─── Records shown ───

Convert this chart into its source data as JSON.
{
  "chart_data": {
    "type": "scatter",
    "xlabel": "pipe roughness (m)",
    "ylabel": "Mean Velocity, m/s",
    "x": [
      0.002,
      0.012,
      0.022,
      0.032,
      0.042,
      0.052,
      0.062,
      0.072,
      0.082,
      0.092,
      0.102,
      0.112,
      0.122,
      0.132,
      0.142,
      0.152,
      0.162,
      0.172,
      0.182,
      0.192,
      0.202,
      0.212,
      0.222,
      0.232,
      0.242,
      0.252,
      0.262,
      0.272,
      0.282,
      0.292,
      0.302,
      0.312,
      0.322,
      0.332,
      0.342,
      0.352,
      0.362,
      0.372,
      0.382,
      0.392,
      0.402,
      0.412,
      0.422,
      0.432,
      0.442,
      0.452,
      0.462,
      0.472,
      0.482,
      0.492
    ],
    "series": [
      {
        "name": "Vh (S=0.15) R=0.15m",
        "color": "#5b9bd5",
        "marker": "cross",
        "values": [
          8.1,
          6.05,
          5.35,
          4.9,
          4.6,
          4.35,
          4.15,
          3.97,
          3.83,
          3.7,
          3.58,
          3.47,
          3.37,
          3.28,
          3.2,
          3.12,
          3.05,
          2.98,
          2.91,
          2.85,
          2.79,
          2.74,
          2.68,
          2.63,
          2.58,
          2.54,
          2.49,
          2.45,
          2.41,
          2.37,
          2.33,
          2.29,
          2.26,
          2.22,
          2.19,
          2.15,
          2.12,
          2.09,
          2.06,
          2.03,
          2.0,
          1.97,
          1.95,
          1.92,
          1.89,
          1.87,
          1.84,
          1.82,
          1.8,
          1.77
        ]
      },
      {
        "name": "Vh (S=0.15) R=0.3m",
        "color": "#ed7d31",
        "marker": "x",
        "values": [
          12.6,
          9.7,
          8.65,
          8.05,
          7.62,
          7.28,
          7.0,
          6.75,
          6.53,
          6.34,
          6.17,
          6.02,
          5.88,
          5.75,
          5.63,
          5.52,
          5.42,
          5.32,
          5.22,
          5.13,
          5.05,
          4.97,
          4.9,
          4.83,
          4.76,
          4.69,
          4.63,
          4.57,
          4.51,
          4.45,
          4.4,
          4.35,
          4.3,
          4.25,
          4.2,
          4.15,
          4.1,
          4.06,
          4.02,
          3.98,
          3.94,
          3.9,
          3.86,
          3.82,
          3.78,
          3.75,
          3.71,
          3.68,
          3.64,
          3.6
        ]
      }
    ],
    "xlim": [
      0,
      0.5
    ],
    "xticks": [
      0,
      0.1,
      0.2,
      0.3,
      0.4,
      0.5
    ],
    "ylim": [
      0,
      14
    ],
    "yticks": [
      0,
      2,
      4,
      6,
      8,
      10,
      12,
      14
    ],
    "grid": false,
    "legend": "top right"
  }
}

───

Set problem: Your task is to print the whole listing again exactly.

Written response:
Convert this chart into its source data as JSON.
{
  "chart_data": {
    "type": "scatter",
    "xlabel": "pipe roughness (m)",
    "ylabel": "Mean Velocity, m/s",
    "x": [
      0.002,
      0.012,
      0.022,
      0.032,
      0.042,
      0.052,
      0.062,
      0.072,
      0.082,
      0.092,
      0.102,
      0.112,
      0.122,
      0.132,
      0.142,
      0.152,
      0.162,
      0.172,
      0.182,
      0.192,
      0.202,
      0.212,
      0.222,
      0.232,
      0.242,
      0.252,
      0.262,
      0.272,
      0.282,
      0.292,
      0.302,
      0.312,
      0.322,
      0.332,
      0.342,
      0.352,
      0.362,
      0.372,
      0.382,
      0.392,
      0.402,
      0.412,
      0.422,
      0.432,
      0.442,
      0.452,
      0.462,
      0.472,
      0.482,
      0.492
    ],
    "series": [
      {
        "name": "Vh (S=0.15) R=0.15m",
        "color": "#5b9bd5",
        "marker": "cross",
        "values": [
          8.1,
          6.05,
          5.35,
          4.9,
          4.6,
          4.35,
          4.15,
          3.97,
          3.83,
          3.7,
          3.58,
          3.47,
          3.37,
          3.28,
          3.2,
          3.12,
          3.05,
          2.98,
          2.91,
          2.85,
          2.79,
          2.74,
          2.68,
          2.63,
          2.58,
          2.54,
          2.49,
          2.45,
          2.41,
          2.37,
          2.33,
          2.29,
          2.26,
          2.22,
          2.19,
          2.15,
          2.12,
          2.09,
          2.06,
          2.03,
          2.0,
          1.97,
          1.95,
          1.92,
          1.89,
          1.87,
          1.84,
          1.82,
          1.8,
          1.77
        ]
      },
      {
        "name": "Vh (S=0.15) R=0.3m",
        "color": "#ed7d31",
        "marker": "x",
        "values": [
          12.6,
          9.7,
          8.65,
          8.05,
          7.62,
          7.28,
          7.0,
          6.75,
          6.53,
          6.34,
          6.17,
          6.02,
          5.88,
          5.75,
          5.63,
          5.52,
          5.42,
          5.32,
          5.22,
          5.13,
          5.05,
          4.97,
          4.9,
          4.83,
          4.76,
          4.69,
          4.63,
          4.57,
          4.51,
          4.45,
          4.4,
          4.35,
          4.3,
          4.25,
          4.2,
          4.15,
          4.1,
          4.06,
          4.02,
          3.98,
          3.94,
          3.9,
          3.86,
          3.82,
          3.78,
          3.75,
          3.71,
          3.68,
          3.64,
          3.6
        ]
      }
    ],
    "xlim": [
      0,
      0.5
    ],
    "xticks": [
      0,
      0.1,
      0.2,
      0.3,
      0.4,
      0.5
    ],
    "ylim": [
      0,
      14
    ],
    "yticks": [
      0,
      2,
      4,
      6,
      8,
      10,
      12,
      14
    ],
    "grid": false,
    "legend": "top right"
  }
}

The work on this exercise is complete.